** START OF DATASET EXCERPTS **

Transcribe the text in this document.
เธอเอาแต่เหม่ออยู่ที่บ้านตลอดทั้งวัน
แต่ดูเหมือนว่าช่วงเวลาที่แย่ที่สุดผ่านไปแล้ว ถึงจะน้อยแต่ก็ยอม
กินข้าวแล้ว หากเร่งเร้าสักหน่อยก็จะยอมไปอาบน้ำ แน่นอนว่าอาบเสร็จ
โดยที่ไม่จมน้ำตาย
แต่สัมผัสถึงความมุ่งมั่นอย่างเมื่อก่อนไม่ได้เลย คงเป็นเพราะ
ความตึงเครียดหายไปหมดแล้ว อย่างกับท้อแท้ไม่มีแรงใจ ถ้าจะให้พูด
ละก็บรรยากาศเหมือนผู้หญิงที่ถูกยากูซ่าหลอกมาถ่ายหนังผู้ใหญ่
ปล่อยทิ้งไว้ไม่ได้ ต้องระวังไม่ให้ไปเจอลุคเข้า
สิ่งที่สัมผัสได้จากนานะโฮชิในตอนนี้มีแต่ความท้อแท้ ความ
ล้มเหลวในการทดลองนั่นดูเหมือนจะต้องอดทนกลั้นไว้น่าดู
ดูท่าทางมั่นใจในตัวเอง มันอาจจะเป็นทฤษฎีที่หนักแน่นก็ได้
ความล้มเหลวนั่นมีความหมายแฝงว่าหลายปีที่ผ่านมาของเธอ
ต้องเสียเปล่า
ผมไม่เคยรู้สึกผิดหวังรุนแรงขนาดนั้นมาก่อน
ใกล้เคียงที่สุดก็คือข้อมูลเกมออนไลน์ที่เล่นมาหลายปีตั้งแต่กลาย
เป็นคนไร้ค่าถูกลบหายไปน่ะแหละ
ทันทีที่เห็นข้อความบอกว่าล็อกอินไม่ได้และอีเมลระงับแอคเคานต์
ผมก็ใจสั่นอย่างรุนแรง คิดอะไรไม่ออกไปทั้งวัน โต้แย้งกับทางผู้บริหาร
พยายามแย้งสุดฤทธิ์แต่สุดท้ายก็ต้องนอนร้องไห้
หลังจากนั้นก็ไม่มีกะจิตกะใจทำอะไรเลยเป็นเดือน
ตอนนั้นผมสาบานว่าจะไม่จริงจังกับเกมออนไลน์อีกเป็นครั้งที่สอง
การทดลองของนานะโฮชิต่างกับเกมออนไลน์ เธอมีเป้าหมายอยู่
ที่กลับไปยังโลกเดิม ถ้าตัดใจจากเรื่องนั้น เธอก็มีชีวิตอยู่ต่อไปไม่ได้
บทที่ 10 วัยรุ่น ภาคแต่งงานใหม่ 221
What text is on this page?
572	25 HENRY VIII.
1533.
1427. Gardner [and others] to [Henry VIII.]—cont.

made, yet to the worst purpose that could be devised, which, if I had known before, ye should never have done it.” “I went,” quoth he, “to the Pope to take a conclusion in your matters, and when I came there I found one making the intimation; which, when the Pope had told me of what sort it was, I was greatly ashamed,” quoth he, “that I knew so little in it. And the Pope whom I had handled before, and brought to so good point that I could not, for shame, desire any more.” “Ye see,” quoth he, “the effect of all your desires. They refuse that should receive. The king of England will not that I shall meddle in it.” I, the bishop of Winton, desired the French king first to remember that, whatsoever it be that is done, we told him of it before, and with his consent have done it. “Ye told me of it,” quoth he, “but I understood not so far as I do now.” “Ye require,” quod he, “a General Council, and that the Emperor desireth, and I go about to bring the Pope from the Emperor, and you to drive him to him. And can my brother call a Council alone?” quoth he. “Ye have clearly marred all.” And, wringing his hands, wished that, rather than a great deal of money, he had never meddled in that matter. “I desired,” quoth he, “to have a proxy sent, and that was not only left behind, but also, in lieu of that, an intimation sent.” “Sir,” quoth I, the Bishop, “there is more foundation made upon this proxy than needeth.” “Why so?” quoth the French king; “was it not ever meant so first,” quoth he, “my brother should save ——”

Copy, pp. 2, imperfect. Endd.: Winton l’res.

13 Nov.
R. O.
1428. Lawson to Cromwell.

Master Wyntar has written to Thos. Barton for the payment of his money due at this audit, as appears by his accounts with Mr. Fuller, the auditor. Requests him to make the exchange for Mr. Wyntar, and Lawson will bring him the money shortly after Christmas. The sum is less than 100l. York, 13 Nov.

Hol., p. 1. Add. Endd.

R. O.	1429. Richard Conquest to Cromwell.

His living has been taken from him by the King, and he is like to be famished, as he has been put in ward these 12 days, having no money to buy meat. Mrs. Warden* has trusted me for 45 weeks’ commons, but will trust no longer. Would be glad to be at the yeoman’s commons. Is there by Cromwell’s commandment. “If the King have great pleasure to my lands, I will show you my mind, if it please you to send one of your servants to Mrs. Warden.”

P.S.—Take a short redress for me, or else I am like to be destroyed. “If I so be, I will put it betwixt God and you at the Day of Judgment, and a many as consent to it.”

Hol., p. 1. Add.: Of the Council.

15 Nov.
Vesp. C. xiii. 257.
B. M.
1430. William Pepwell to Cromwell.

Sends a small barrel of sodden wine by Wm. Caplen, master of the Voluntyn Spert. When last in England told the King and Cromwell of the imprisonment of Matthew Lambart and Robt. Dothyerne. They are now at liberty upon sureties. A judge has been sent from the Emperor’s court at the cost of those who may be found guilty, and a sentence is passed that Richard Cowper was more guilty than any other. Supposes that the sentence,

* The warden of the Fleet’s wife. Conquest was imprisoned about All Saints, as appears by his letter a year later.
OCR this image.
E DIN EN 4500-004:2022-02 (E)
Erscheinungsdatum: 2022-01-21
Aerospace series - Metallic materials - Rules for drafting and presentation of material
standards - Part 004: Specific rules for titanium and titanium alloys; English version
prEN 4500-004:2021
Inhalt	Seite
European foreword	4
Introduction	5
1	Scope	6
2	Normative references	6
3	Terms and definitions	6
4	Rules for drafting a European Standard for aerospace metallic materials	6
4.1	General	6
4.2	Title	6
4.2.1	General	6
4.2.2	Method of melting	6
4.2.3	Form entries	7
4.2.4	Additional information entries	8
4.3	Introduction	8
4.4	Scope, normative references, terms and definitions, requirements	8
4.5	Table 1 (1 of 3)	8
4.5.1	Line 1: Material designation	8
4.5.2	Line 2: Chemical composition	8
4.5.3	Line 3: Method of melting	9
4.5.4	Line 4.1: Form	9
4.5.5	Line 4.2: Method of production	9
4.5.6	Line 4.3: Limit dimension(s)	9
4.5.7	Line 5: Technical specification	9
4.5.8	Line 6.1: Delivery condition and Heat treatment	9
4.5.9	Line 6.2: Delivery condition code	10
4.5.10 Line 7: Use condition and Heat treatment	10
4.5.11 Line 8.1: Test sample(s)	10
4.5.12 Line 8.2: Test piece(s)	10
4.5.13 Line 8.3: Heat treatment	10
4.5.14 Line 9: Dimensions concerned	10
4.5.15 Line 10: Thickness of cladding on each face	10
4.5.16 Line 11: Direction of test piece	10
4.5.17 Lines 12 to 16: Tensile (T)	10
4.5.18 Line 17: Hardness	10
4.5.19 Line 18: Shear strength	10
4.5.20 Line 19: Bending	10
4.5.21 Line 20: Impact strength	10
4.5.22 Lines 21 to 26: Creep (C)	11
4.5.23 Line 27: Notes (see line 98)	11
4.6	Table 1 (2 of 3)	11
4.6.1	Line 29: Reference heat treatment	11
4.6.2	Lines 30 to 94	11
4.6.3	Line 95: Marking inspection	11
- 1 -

** END OF DATASET EXCERPTS **

## WHAT IS NEEDED:
All lines from the one that contains "OCR this image." through the end of the material are to be quoted exactly, with both ends included.

## OUTPUT:
OCR this image.
E DIN EN 4500-004:2022-02 (E)
Erscheinungsdatum: 2022-01-21
Aerospace series - Metallic materials - Rules for drafting and presentation of material
standards - Part 004: Specific rules for titanium and titanium alloys; English version
prEN 4500-004:2021
Inhalt	Seite
European foreword	4
Introduction	5
1	Scope	6
2	Normative references	6
3	Terms and definitions	6
4	Rules for drafting a European Standard for aerospace metallic materials	6
4.1	General	6
4.2	Title	6
4.2.1	General	6
4.2.2	Method of melting	6
4.2.3	Form entries	7
4.2.4	Additional information entries	8
4.3	Introduction	8
4.4	Scope, normative references, terms and definitions, requirements	8
4.5	Table 1 (1 of 3)	8
4.5.1	Line 1: Material designation	8
4.5.2	Line 2: Chemical composition	8
4.5.3	Line 3: Method of melting	9
4.5.4	Line 4.1: Form	9
4.5.5	Line 4.2: Method of production	9
4.5.6	Line 4.3: Limit dimension(s)	9
4.5.7	Line 5: Technical specification	9
4.5.8	Line 6.1: Delivery condition and Heat treatment	9
4.5.9	Line 6.2: Delivery condition code	10
4.5.10 Line 7: Use condition and Heat treatment	10
4.5.11 Line 8.1: Test sample(s)	10
4.5.12 Line 8.2: Test piece(s)	10
4.5.13 Line 8.3: Heat treatment	10
4.5.14 Line 9: Dimensions concerned	10
4.5.15 Line 10: Thickness of cladding on each face	10
4.5.16 Line 11: Direction of test piece	10
4.5.17 Lines 12 to 16: Tensile (T)	10
4.5.18 Line 17: Hardness	10
4.5.19 Line 18: Shear strength	10
4.5.20 Line 19: Bending	10
4.5.21 Line 20: Impact strength	10
4.5.22 Lines 21 to 26: Creep (C)	11
4.5.23 Line 27: Notes (see line 98)	11
4.6	Table 1 (2 of 3)	11
4.6.1	Line 29: Reference heat treatment	11
4.6.2	Lines 30 to 94	11
4.6.3	Line 95: Marking inspection	11
- 1 -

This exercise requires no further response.